- What is required
Pictures stay out of your copy, but everything else in the records below must be repeated exactly.

* Begin Source data *

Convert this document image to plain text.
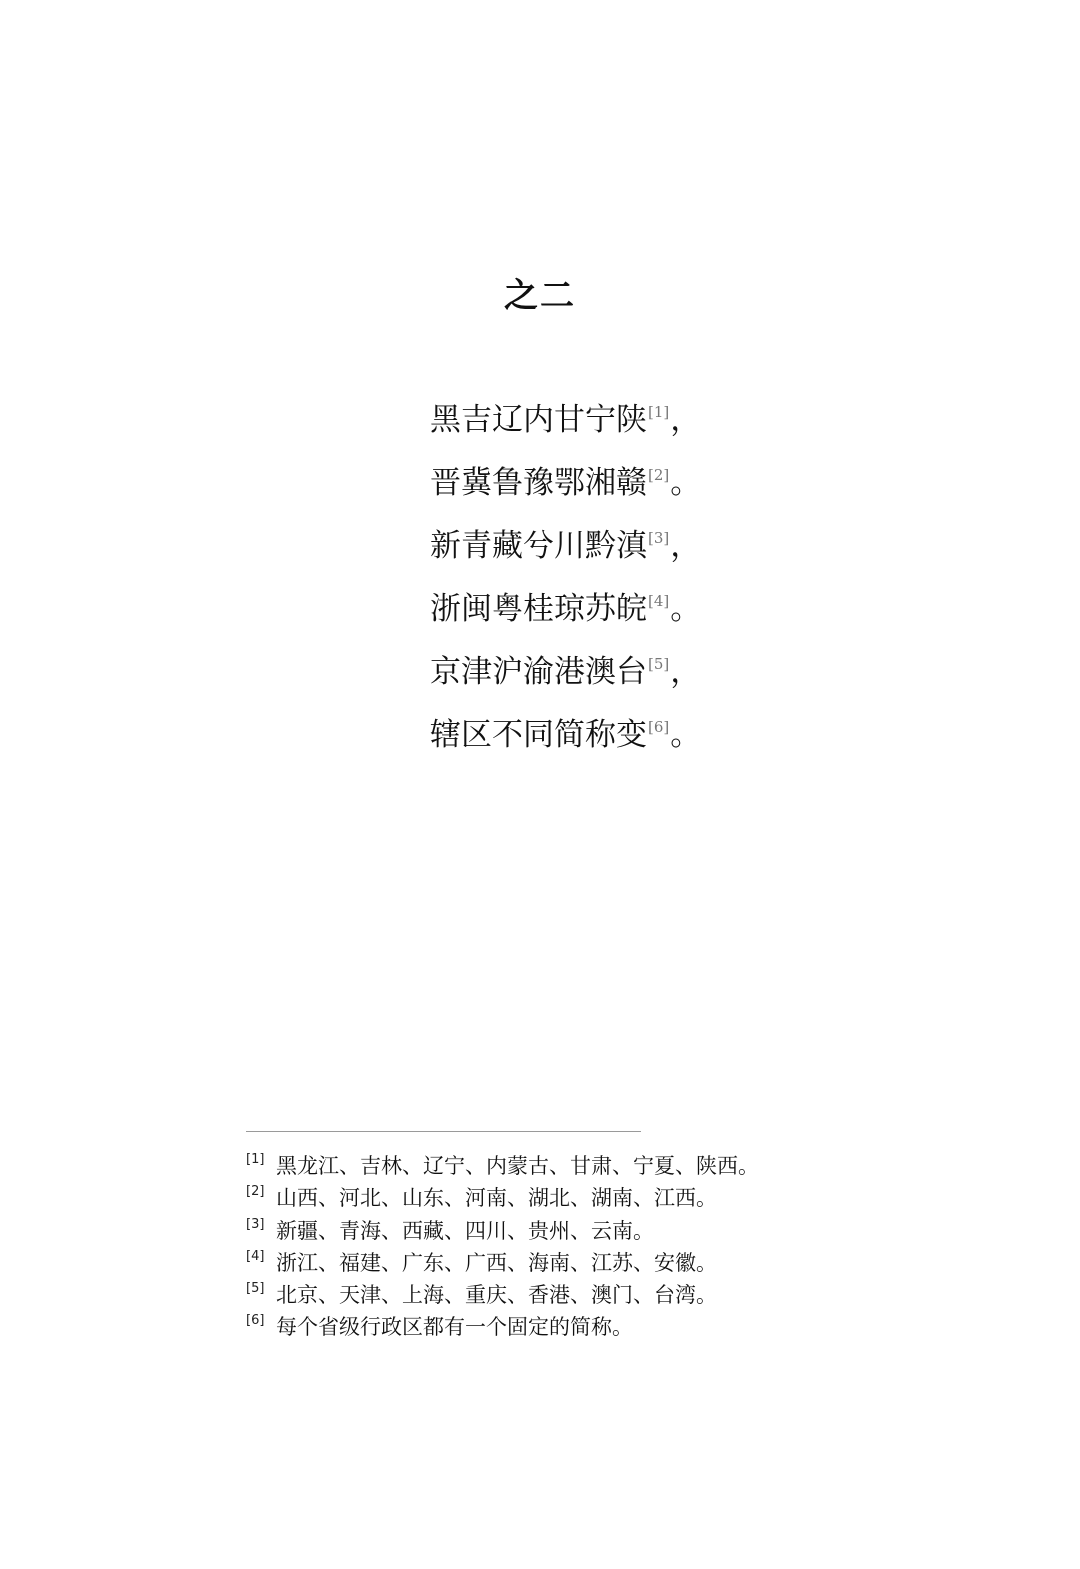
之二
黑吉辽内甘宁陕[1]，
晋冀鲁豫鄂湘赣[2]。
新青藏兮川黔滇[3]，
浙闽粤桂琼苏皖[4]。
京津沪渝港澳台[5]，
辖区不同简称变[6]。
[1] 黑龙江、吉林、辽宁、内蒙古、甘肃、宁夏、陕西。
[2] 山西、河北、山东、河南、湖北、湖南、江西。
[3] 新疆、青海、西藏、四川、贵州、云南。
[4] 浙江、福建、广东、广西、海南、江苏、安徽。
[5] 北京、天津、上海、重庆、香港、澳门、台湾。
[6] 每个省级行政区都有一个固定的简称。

* End Source data *

- The completed task
Convert this document image to plain text.
之二
黑吉辽内甘宁陕[1]，
晋冀鲁豫鄂湘赣[2]。
新青藏兮川黔滇[3]，
浙闽粤桂琼苏皖[4]。
京津沪渝港澳台[5]，
辖区不同简称变[6]。
[1] 黑龙江、吉林、辽宁、内蒙古、甘肃、宁夏、陕西。
[2] 山西、河北、山东、河南、湖北、湖南、江西。
[3] 新疆、青海、西藏、四川、贵州、云南。
[4] 浙江、福建、广东、广西、海南、江苏、安徽。
[5] 北京、天津、上海、重庆、香港、澳门、台湾。
[6] 每个省级行政区都有一个固定的简称。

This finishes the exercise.